WRITTEN INSTRUCTION
Find the lines containing "method" and say how many there are, with no other words.

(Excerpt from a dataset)
####################

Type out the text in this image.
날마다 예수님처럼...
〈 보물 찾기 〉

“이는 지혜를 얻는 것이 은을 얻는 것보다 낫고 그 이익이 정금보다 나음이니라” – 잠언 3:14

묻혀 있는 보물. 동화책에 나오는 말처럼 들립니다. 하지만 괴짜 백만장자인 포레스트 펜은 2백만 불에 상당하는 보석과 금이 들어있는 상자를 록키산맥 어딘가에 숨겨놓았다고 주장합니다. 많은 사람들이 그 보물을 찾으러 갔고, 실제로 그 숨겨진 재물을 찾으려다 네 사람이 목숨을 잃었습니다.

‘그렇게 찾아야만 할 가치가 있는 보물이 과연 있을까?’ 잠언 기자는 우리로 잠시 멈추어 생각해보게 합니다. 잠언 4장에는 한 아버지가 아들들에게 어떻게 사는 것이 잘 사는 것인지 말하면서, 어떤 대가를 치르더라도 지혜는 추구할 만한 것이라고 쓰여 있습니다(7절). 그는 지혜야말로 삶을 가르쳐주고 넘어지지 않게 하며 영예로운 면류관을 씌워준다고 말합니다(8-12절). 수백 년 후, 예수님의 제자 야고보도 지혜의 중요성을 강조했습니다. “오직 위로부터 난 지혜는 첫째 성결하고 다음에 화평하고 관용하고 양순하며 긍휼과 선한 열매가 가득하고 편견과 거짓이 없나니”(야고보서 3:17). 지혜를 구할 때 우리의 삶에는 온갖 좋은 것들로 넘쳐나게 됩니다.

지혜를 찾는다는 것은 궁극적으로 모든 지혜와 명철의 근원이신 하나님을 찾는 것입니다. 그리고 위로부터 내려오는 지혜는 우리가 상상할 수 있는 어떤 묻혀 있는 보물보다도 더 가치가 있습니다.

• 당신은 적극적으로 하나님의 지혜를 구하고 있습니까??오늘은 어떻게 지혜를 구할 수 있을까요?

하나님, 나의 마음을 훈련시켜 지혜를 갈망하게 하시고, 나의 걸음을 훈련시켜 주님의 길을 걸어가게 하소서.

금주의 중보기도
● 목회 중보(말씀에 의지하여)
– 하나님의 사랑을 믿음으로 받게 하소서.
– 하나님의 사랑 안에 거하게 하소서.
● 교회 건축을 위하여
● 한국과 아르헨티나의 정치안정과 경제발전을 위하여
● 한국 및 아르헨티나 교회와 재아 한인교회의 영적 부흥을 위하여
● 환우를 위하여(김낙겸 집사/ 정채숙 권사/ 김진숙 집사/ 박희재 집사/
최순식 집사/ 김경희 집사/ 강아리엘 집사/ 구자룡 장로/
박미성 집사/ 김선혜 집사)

####################

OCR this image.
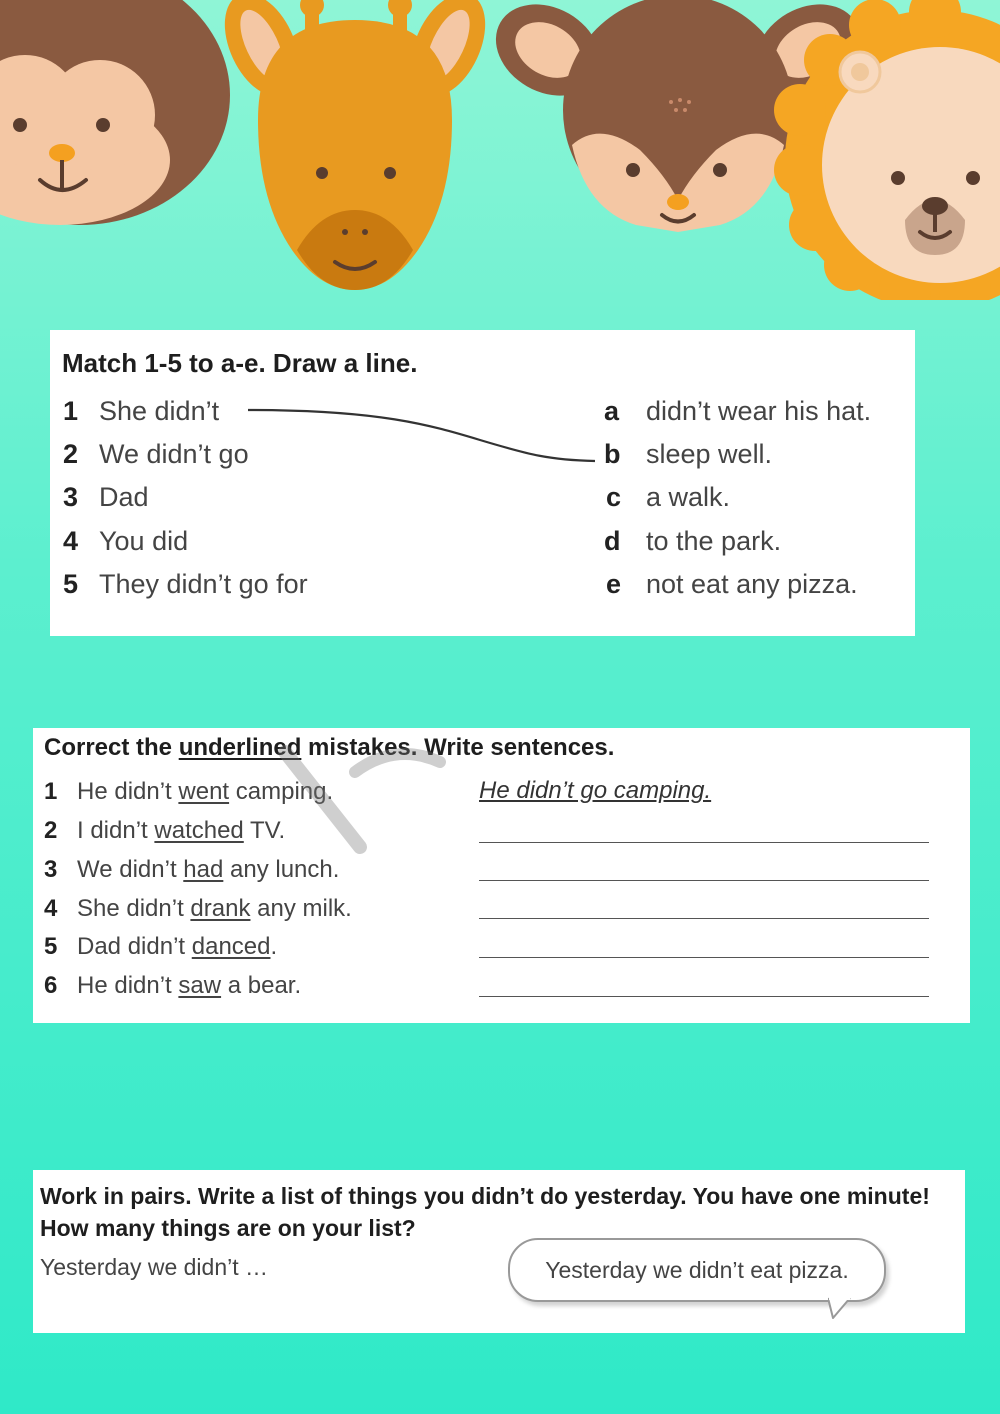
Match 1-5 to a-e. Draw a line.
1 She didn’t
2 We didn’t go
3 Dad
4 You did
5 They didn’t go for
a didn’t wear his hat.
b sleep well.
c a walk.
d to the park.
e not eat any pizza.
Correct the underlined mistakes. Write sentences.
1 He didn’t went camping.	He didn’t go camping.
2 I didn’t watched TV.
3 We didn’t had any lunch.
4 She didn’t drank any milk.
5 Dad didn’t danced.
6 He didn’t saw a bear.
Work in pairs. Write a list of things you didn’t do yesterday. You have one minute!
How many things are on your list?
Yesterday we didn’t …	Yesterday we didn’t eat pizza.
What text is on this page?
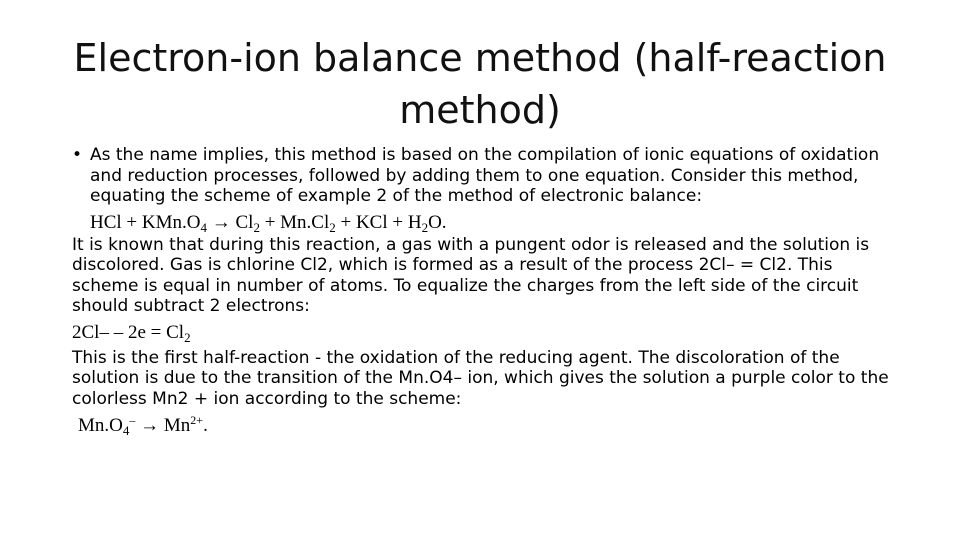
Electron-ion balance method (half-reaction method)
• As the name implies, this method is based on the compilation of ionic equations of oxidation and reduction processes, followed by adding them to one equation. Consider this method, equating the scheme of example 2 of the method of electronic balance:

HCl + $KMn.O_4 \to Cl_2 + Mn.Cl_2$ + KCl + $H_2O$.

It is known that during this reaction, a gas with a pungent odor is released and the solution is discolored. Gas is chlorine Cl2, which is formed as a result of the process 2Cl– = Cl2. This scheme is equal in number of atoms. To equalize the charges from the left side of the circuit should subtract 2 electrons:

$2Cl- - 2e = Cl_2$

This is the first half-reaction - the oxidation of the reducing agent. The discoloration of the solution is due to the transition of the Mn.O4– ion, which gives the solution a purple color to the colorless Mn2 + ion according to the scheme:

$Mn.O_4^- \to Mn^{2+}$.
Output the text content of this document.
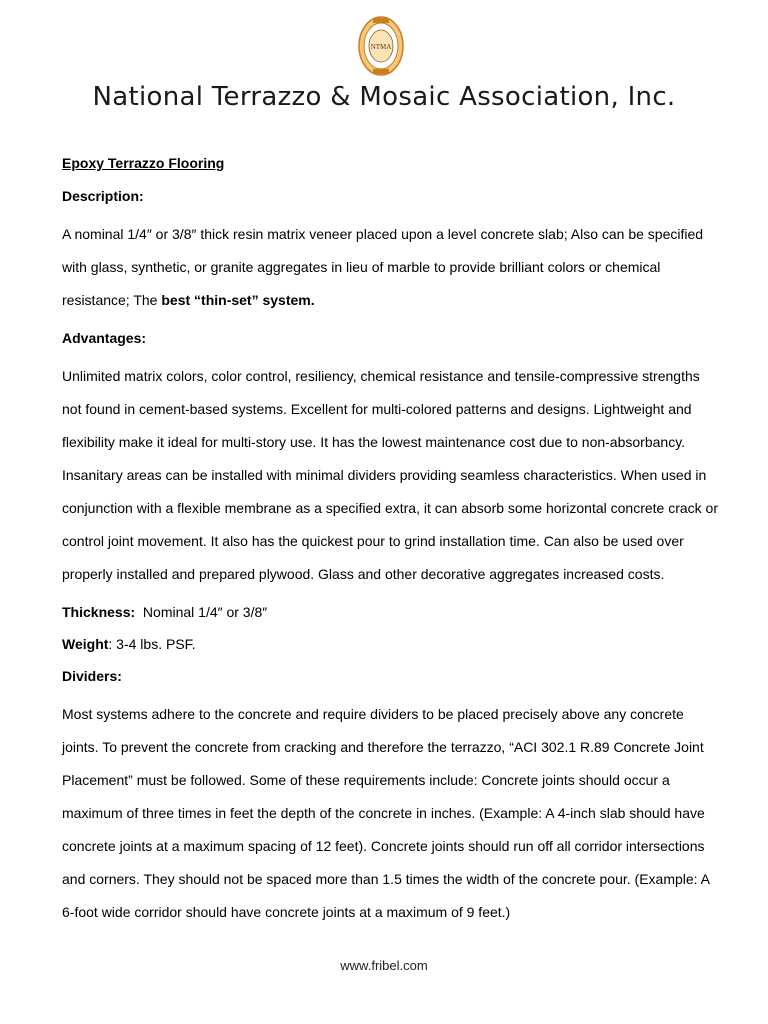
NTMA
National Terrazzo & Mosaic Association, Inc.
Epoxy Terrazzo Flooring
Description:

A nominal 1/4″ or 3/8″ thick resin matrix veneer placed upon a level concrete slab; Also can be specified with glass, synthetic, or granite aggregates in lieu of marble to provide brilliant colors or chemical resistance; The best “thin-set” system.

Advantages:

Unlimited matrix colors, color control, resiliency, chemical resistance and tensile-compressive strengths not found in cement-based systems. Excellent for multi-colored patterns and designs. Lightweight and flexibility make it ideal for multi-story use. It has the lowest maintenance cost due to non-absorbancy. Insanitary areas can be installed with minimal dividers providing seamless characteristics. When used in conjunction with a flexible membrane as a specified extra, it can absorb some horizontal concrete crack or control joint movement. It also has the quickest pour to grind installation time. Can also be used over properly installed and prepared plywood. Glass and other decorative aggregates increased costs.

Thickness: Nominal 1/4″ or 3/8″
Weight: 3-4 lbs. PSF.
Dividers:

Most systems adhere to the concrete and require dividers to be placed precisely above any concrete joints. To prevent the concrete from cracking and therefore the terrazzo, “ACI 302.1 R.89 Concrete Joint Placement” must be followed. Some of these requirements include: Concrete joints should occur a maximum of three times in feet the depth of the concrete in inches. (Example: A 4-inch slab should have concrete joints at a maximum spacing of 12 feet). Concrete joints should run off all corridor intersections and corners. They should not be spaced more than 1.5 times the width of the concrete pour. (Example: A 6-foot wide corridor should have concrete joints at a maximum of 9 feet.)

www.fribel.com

####################

OUTPUT FOR THIS TASK
2